Records for this exercise:
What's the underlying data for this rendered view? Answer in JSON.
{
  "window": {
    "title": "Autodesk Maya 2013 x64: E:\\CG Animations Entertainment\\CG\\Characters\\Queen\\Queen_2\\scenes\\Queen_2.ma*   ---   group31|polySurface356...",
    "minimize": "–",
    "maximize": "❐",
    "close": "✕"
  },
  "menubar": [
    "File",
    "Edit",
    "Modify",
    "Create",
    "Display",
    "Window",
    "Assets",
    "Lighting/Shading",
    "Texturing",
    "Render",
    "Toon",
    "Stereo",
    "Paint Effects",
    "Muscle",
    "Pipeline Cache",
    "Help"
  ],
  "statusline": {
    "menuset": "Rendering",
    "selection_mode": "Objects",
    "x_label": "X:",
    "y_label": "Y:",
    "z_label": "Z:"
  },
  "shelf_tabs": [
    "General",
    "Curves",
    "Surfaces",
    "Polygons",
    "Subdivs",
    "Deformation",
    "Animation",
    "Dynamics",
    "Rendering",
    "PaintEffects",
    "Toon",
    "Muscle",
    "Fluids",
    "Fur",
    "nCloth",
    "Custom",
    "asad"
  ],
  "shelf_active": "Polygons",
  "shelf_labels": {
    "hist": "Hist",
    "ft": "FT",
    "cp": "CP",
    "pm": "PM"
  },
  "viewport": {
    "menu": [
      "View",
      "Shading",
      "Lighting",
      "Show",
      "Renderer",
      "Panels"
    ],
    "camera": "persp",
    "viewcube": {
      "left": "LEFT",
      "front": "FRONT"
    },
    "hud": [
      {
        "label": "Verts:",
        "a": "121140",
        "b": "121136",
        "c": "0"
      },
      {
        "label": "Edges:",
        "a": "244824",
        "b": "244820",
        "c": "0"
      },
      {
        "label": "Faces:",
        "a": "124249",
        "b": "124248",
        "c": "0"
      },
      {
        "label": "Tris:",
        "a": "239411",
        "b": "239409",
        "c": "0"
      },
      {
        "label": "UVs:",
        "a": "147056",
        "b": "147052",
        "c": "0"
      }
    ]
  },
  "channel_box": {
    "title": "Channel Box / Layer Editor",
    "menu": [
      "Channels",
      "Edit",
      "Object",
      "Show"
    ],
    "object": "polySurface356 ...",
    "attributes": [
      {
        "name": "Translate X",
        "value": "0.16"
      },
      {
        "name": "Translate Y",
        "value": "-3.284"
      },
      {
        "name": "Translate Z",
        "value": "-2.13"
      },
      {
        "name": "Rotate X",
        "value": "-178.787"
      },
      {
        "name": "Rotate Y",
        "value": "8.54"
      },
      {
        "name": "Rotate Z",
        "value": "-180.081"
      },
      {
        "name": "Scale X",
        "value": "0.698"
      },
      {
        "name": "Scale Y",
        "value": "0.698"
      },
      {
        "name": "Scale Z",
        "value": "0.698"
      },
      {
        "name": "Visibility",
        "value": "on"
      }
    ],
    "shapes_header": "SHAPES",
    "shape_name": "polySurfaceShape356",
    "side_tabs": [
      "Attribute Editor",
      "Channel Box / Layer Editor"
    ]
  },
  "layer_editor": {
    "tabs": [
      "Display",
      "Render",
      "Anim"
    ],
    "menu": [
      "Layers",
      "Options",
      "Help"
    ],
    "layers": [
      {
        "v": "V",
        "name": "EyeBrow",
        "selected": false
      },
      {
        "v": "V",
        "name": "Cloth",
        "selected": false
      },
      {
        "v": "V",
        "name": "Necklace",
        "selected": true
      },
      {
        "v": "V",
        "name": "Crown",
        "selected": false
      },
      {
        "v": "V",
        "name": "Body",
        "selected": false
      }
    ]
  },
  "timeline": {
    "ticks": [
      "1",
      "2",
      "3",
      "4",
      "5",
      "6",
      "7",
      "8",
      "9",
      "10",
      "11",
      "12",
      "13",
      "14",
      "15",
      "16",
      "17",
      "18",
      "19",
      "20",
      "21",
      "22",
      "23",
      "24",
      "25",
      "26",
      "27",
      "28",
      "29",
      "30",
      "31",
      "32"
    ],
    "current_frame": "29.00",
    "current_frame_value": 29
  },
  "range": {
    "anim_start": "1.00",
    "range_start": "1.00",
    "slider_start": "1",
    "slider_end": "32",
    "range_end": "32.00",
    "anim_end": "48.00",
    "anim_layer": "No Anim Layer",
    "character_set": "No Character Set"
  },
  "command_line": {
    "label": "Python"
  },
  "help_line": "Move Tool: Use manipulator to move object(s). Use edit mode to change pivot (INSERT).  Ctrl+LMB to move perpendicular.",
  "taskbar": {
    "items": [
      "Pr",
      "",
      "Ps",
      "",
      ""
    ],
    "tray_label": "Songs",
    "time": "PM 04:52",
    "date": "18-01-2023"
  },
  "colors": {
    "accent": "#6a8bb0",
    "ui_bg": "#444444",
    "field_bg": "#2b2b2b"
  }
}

Required task: Pull out every line in the data above that has the word "title".

Output of the task:
    "title": "Autodesk Maya 2013 x64: E:\\CG Animations Entertainment\\CG\\Characters\\Queen\\Queen_2\\scenes\\Queen_2.ma*   ---   group31|polySurface356...",
    "title": "Channel Box / Layer Editor",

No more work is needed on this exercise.